GIVEN PROBLEM
Each entry below is to be printed verbatim.

Records from a collection:
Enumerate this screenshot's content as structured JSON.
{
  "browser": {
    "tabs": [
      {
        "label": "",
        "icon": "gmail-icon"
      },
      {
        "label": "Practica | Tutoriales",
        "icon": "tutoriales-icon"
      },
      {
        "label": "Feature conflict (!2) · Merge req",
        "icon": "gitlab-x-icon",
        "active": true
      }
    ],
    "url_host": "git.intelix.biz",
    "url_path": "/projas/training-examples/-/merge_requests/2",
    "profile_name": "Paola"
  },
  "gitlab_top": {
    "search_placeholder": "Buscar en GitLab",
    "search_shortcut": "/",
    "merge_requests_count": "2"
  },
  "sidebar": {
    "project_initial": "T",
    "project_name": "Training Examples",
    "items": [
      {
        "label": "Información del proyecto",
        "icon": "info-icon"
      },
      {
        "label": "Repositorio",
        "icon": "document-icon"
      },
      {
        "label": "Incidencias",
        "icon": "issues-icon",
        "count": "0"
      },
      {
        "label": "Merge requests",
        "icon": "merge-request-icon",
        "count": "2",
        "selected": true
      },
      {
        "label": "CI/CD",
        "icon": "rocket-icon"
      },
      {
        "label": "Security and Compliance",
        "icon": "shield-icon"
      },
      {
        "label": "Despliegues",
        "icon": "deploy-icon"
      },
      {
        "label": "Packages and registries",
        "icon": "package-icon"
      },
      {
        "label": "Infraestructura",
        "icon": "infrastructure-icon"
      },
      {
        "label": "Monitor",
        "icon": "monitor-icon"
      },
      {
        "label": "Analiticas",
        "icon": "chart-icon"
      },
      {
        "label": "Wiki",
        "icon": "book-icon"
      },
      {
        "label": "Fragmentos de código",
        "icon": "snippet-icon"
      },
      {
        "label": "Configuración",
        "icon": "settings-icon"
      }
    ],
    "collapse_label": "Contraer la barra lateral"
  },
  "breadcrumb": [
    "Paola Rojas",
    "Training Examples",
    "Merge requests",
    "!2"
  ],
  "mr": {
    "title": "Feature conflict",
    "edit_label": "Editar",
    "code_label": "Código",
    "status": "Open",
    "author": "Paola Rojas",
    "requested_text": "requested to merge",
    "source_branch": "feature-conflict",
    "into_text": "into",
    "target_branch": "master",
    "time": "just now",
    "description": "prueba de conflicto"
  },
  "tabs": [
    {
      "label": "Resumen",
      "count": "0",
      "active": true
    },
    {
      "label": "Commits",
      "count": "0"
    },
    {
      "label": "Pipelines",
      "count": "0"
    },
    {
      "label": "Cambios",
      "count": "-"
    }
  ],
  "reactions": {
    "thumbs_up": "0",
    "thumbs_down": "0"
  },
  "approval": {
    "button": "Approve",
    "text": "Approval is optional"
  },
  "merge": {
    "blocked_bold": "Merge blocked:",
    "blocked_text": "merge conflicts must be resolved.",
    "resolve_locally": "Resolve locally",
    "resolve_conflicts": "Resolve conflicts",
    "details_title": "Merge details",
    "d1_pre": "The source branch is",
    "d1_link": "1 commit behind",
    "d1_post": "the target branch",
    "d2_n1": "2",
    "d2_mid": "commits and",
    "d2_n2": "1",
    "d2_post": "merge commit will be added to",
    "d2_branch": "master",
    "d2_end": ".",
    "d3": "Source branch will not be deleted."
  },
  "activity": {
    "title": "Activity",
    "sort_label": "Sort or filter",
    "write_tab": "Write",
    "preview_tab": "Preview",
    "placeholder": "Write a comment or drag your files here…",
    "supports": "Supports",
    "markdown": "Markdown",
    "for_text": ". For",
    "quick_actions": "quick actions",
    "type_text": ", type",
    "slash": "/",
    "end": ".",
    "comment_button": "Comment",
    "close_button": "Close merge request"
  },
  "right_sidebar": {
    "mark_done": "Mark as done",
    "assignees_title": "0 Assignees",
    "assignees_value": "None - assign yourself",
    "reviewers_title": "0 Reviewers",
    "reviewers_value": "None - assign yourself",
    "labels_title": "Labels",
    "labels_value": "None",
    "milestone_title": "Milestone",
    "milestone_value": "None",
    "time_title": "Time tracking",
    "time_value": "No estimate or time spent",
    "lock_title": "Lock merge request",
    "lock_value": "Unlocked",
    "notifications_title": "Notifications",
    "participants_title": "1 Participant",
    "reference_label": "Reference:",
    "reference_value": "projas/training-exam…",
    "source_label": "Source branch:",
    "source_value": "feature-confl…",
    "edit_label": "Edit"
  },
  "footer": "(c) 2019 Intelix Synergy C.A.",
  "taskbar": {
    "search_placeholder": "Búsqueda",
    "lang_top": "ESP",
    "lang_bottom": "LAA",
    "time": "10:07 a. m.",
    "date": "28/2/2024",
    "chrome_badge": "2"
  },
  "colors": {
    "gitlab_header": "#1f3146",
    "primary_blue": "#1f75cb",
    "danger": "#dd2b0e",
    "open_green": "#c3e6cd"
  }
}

RESPONSE
Enumerate this screenshot's content as structured JSON.
{
  "browser": {
    "tabs": [
      {
        "label": "",
        "icon": "gmail-icon"
      },
      {
        "label": "Practica | Tutoriales",
        "icon": "tutoriales-icon"
      },
      {
        "label": "Feature conflict (!2) · Merge req",
        "icon": "gitlab-x-icon",
        "active": true
      }
    ],
    "url_host": "git.intelix.biz",
    "url_path": "/projas/training-examples/-/merge_requests/2",
    "profile_name": "Paola"
  },
  "gitlab_top": {
    "search_placeholder": "Buscar en GitLab",
    "search_shortcut": "/",
    "merge_requests_count": "2"
  },
  "sidebar": {
    "project_initial": "T",
    "project_name": "Training Examples",
    "items": [
      {
        "label": "Información del proyecto",
        "icon": "info-icon"
      },
      {
        "label": "Repositorio",
        "icon": "document-icon"
      },
      {
        "label": "Incidencias",
        "icon": "issues-icon",
        "count": "0"
      },
      {
        "label": "Merge requests",
        "icon": "merge-request-icon",
        "count": "2",
        "selected": true
      },
      {
        "label": "CI/CD",
        "icon": "rocket-icon"
      },
      {
        "label": "Security and Compliance",
        "icon": "shield-icon"
      },
      {
        "label": "Despliegues",
        "icon": "deploy-icon"
      },
      {
        "label": "Packages and registries",
        "icon": "package-icon"
      },
      {
        "label": "Infraestructura",
        "icon": "infrastructure-icon"
      },
      {
        "label": "Monitor",
        "icon": "monitor-icon"
      },
      {
        "label": "Analiticas",
        "icon": "chart-icon"
      },
      {
        "label": "Wiki",
        "icon": "book-icon"
      },
      {
        "label": "Fragmentos de código",
        "icon": "snippet-icon"
      },
      {
        "label": "Configuración",
        "icon": "settings-icon"
      }
    ],
    "collapse_label": "Contraer la barra lateral"
  },
  "breadcrumb": [
    "Paola Rojas",
    "Training Examples",
    "Merge requests",
    "!2"
  ],
  "mr": {
    "title": "Feature conflict",
    "edit_label": "Editar",
    "code_label": "Código",
    "status": "Open",
    "author": "Paola Rojas",
    "requested_text": "requested to merge",
    "source_branch": "feature-conflict",
    "into_text": "into",
    "target_branch": "master",
    "time": "just now",
    "description": "prueba de conflicto"
  },
  "tabs": [
    {
      "label": "Resumen",
      "count": "0",
      "active": true
    },
    {
      "label": "Commits",
      "count": "0"
    },
    {
      "label": "Pipelines",
      "count": "0"
    },
    {
      "label": "Cambios",
      "count": "-"
    }
  ],
  "reactions": {
    "thumbs_up": "0",
    "thumbs_down": "0"
  },
  "approval": {
    "button": "Approve",
    "text": "Approval is optional"
  },
  "merge": {
    "blocked_bold": "Merge blocked:",
    "blocked_text": "merge conflicts must be resolved.",
    "resolve_locally": "Resolve locally",
    "resolve_conflicts": "Resolve conflicts",
    "details_title": "Merge details",
    "d1_pre": "The source branch is",
    "d1_link": "1 commit behind",
    "d1_post": "the target branch",
    "d2_n1": "2",
    "d2_mid": "commits and",
    "d2_n2": "1",
    "d2_post": "merge commit will be added to",
    "d2_branch": "master",
    "d2_end": ".",
    "d3": "Source branch will not be deleted."
  },
  "activity": {
    "title": "Activity",
    "sort_label": "Sort or filter",
    "write_tab": "Write",
    "preview_tab": "Preview",
    "placeholder": "Write a comment or drag your files here…",
    "supports": "Supports",
    "markdown": "Markdown",
    "for_text": ". For",
    "quick_actions": "quick actions",
    "type_text": ", type",
    "slash": "/",
    "end": ".",
    "comment_button": "Comment",
    "close_button": "Close merge request"
  },
  "right_sidebar": {
    "mark_done": "Mark as done",
    "assignees_title": "0 Assignees",
    "assignees_value": "None - assign yourself",
    "reviewers_title": "0 Reviewers",
    "reviewers_value": "None - assign yourself",
    "labels_title": "Labels",
    "labels_value": "None",
    "milestone_title": "Milestone",
    "milestone_value": "None",
    "time_title": "Time tracking",
    "time_value": "No estimate or time spent",
    "lock_title": "Lock merge request",
    "lock_value": "Unlocked",
    "notifications_title": "Notifications",
    "participants_title": "1 Participant",
    "reference_label": "Reference:",
    "reference_value": "projas/training-exam…",
    "source_label": "Source branch:",
    "source_value": "feature-confl…",
    "edit_label": "Edit"
  },
  "footer": "(c) 2019 Intelix Synergy C.A.",
  "taskbar": {
    "search_placeholder": "Búsqueda",
    "lang_top": "ESP",
    "lang_bottom": "LAA",
    "time": "10:07 a. m.",
    "date": "28/2/2024",
    "chrome_badge": "2"
  },
  "colors": {
    "gitlab_header": "#1f3146",
    "primary_blue": "#1f75cb",
    "danger": "#dd2b0e",
    "open_green": "#c3e6cd"
  }
}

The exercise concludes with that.